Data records
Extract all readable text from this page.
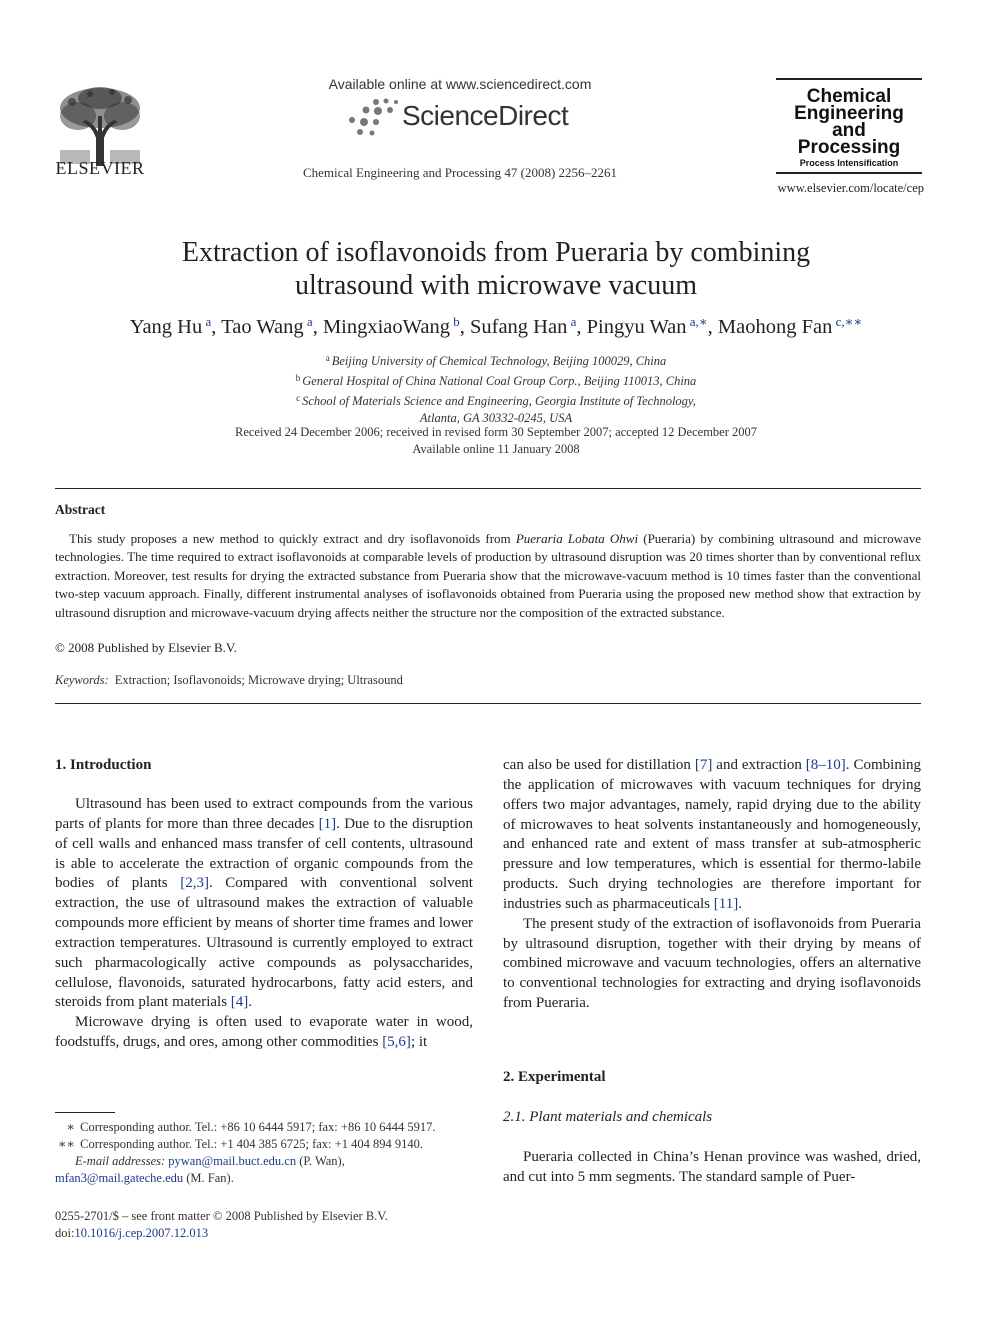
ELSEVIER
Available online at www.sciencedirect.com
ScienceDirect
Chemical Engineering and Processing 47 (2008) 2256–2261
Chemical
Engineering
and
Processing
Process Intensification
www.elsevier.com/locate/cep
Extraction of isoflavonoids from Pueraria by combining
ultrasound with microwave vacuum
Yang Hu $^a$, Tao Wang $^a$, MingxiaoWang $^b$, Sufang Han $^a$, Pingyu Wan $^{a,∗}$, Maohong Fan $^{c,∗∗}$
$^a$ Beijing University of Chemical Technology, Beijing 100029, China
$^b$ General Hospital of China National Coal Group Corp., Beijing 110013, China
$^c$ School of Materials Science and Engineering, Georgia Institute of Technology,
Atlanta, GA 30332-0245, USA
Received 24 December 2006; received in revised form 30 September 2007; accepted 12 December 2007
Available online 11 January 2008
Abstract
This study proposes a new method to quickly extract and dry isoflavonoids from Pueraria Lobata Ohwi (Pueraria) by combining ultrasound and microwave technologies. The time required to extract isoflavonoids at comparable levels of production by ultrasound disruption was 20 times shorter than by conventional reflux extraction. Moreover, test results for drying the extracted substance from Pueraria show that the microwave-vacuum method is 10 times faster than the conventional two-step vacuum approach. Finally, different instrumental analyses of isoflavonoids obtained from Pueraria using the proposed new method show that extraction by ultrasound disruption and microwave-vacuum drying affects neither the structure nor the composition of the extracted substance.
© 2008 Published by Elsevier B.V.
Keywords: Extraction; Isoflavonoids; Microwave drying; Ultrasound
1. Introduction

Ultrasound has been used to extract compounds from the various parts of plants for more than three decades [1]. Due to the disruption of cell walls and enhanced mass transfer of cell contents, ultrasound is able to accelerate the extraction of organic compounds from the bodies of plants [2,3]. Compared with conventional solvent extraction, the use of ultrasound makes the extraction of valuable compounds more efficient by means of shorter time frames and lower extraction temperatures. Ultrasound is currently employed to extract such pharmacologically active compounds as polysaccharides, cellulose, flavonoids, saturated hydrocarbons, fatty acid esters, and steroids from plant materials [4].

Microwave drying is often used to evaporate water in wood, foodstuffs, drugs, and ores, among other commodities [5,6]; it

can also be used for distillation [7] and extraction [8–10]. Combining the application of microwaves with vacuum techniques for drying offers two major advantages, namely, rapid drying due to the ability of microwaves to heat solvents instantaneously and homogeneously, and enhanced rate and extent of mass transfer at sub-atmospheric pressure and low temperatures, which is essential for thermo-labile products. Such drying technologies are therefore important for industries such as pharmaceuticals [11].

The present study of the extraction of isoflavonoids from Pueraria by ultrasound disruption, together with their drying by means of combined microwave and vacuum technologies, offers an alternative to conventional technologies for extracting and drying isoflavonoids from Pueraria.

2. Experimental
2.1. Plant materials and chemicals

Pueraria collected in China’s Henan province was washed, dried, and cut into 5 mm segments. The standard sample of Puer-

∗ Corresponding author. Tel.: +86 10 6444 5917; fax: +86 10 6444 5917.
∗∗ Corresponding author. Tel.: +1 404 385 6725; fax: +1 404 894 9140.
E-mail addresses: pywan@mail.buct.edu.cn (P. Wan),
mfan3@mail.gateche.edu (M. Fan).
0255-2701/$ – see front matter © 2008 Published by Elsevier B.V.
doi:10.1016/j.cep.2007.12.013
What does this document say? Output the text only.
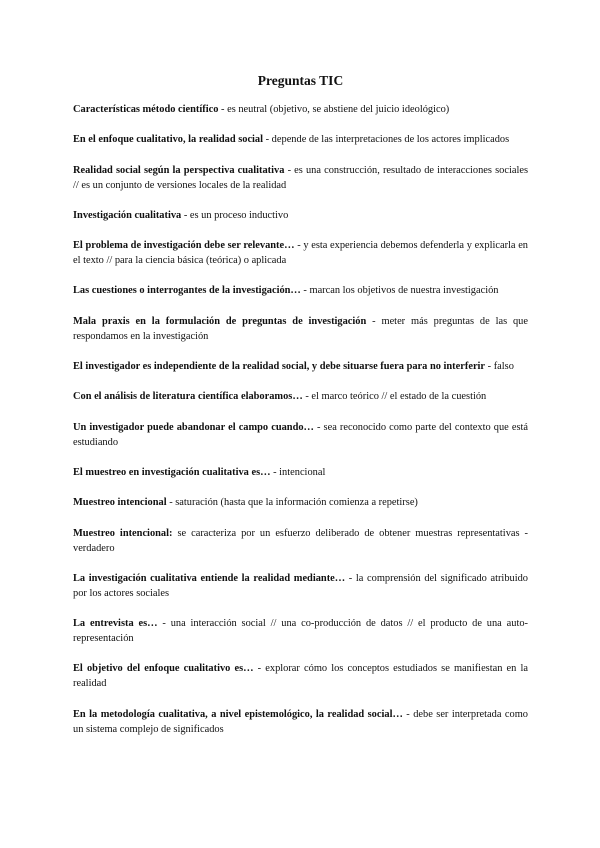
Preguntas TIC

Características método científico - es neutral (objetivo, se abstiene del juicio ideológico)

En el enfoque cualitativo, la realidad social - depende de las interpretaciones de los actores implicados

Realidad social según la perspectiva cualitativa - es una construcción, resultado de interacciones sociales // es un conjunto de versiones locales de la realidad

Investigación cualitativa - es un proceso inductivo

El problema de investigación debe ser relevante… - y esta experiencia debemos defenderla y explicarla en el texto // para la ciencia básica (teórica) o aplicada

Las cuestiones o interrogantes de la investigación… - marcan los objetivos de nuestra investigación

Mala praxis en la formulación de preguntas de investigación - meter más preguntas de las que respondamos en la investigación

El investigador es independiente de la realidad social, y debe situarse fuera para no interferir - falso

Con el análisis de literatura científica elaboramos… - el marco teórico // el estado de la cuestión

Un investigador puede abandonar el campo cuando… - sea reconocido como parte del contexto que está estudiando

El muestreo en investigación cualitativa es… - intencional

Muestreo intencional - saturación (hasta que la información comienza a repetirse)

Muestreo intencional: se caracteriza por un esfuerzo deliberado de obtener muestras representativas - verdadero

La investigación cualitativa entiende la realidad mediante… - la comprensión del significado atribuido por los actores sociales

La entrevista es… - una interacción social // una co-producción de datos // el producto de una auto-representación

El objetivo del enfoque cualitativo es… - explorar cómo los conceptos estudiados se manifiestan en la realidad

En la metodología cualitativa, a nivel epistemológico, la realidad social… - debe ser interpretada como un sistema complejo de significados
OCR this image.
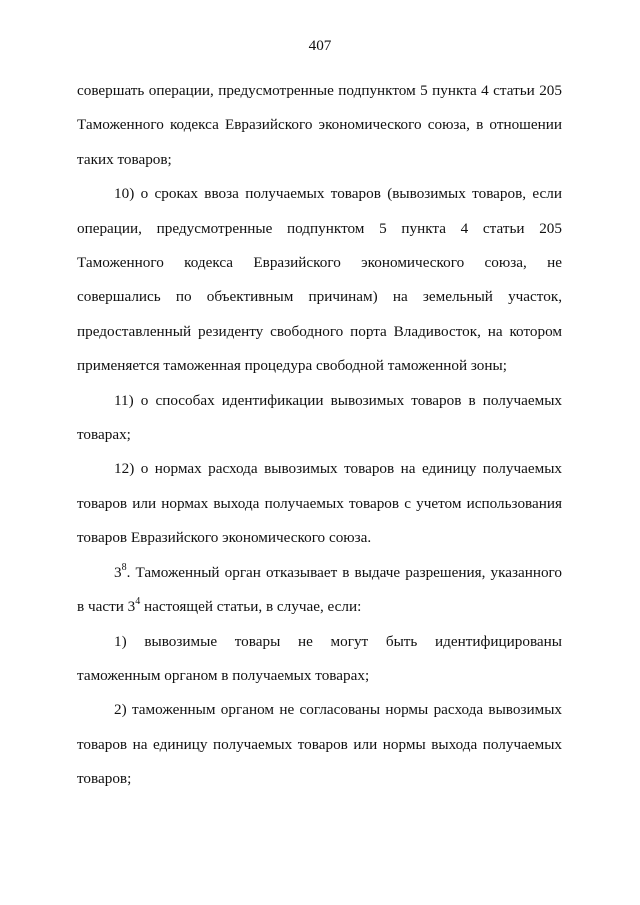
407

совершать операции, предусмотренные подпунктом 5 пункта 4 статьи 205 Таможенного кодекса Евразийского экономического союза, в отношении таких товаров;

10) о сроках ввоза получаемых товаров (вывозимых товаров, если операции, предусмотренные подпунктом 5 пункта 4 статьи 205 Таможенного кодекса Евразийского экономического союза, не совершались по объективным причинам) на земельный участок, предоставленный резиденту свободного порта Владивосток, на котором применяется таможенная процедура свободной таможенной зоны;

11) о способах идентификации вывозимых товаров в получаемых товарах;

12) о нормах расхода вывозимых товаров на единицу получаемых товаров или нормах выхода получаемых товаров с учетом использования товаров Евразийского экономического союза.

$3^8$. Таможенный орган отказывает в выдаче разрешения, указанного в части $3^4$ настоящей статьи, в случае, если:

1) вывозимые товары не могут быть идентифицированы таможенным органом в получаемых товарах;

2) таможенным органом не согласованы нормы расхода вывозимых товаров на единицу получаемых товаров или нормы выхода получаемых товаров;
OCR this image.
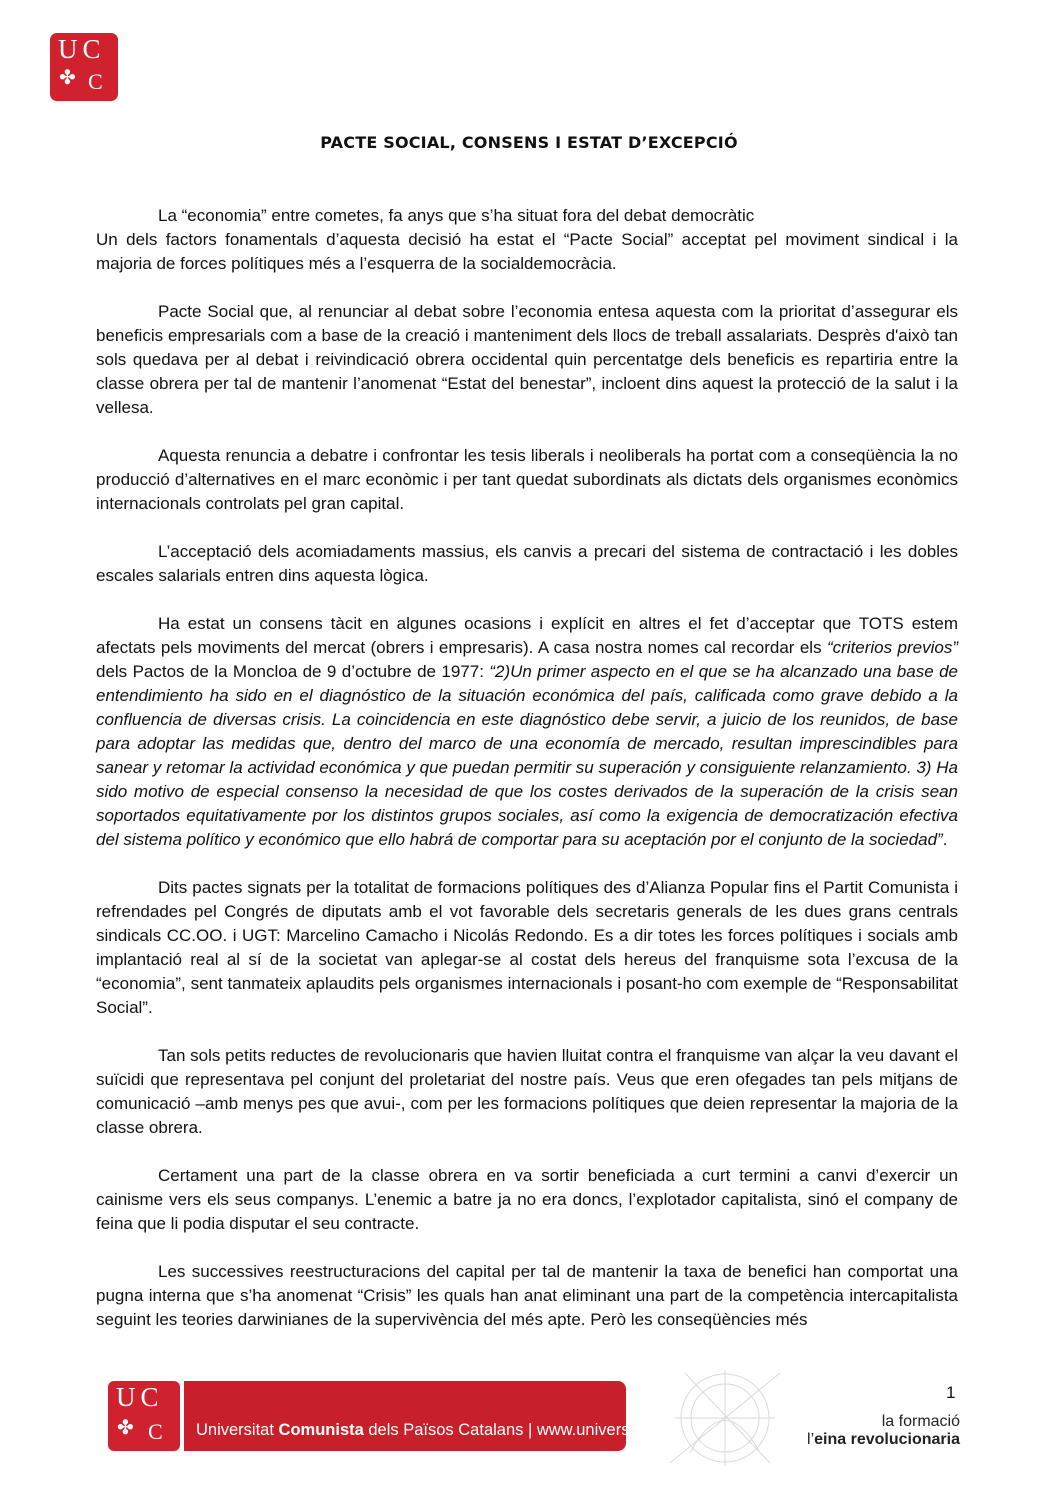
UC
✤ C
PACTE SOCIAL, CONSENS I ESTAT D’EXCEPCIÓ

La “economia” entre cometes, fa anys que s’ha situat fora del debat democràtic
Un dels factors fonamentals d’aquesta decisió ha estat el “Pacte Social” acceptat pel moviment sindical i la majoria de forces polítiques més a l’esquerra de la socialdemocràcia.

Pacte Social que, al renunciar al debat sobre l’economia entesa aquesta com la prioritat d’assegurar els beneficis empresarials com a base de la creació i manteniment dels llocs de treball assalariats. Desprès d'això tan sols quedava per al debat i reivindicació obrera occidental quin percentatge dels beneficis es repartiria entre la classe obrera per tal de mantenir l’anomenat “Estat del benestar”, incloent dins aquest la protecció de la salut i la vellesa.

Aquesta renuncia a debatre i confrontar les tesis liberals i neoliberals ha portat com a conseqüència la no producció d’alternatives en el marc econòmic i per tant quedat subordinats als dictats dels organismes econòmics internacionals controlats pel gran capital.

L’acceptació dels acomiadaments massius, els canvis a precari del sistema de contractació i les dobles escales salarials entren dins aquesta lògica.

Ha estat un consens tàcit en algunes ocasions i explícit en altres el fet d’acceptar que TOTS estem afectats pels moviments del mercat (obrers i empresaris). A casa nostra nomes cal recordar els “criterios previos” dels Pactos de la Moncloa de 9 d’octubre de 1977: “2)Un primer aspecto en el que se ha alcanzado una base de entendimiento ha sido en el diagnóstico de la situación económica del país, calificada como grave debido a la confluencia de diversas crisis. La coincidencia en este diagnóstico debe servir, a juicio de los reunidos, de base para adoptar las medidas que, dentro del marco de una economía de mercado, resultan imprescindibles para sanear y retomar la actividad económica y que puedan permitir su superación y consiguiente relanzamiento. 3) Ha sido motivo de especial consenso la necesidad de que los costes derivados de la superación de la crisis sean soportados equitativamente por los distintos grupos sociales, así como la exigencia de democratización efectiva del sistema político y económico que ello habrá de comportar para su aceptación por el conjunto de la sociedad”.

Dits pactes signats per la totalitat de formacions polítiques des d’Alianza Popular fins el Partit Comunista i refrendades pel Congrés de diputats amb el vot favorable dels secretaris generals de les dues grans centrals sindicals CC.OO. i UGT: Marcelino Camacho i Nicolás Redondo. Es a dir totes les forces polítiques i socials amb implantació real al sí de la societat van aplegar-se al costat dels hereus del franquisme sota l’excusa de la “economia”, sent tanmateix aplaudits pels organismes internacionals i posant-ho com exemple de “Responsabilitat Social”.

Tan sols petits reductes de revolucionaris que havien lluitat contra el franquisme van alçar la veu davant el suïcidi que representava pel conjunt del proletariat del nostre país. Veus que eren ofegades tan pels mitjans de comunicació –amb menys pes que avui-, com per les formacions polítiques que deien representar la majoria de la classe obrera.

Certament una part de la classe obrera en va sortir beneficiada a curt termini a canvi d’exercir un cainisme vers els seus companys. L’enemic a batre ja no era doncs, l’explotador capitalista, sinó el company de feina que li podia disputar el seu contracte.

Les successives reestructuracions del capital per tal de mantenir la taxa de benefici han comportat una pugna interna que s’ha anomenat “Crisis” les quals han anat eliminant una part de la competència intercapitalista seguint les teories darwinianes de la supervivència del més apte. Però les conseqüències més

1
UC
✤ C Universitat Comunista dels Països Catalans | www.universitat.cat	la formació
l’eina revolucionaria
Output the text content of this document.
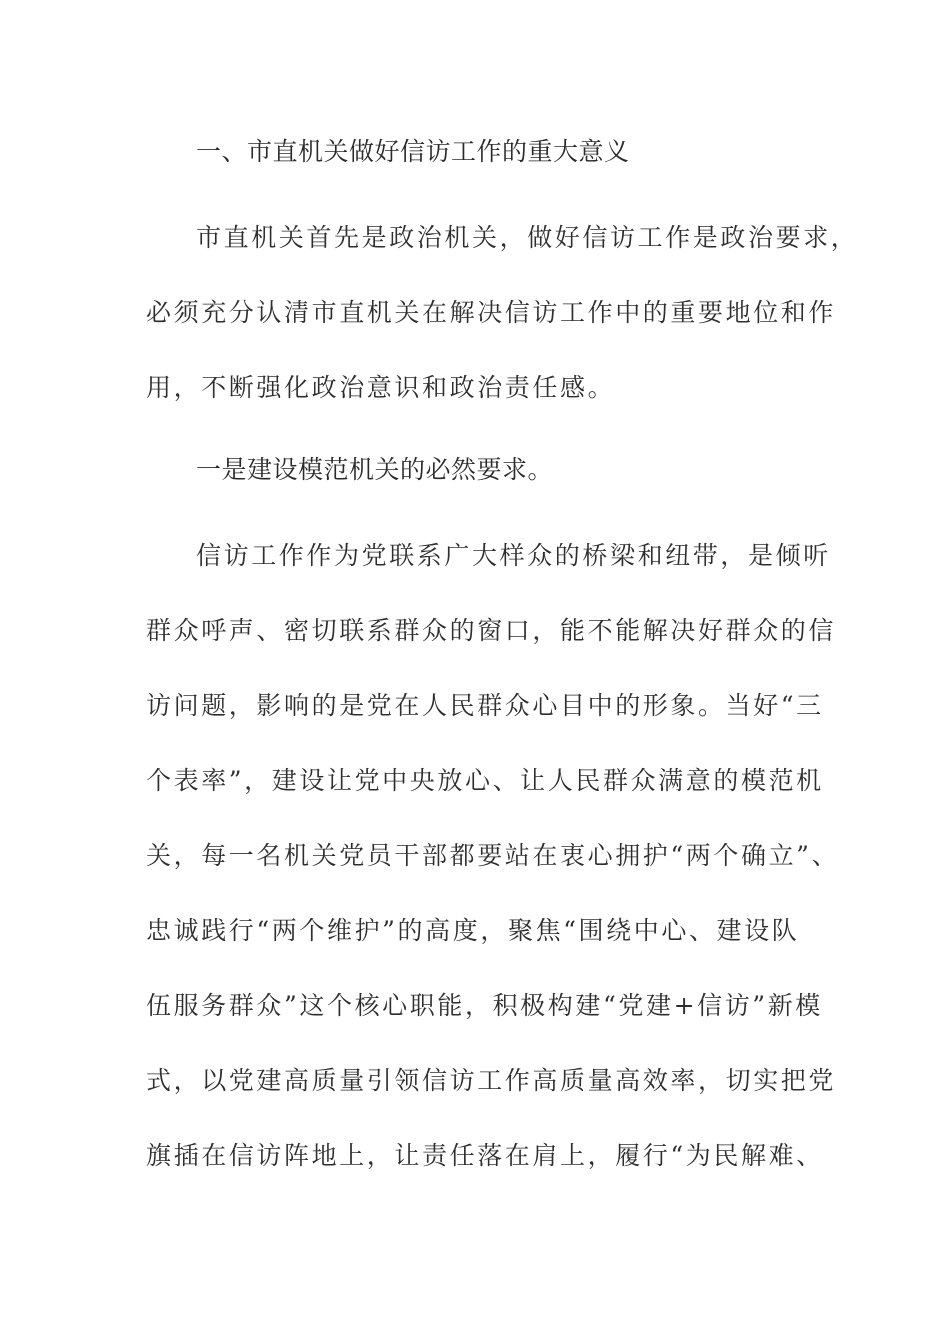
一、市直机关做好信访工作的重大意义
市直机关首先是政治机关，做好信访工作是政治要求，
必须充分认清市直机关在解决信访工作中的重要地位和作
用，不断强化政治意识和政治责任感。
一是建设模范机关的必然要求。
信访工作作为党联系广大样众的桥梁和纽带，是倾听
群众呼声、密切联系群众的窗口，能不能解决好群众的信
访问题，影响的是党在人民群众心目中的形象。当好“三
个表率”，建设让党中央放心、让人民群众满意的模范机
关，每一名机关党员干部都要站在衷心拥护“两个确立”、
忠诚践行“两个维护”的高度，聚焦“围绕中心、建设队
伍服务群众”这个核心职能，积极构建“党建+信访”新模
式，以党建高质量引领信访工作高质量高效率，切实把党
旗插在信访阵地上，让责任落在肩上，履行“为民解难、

### Exercise details
Pull out each line containing the word "Processing" and copy it.

### Result for this task
Chemical Engineering and Processing 47 (2008) 2256–2261
Processing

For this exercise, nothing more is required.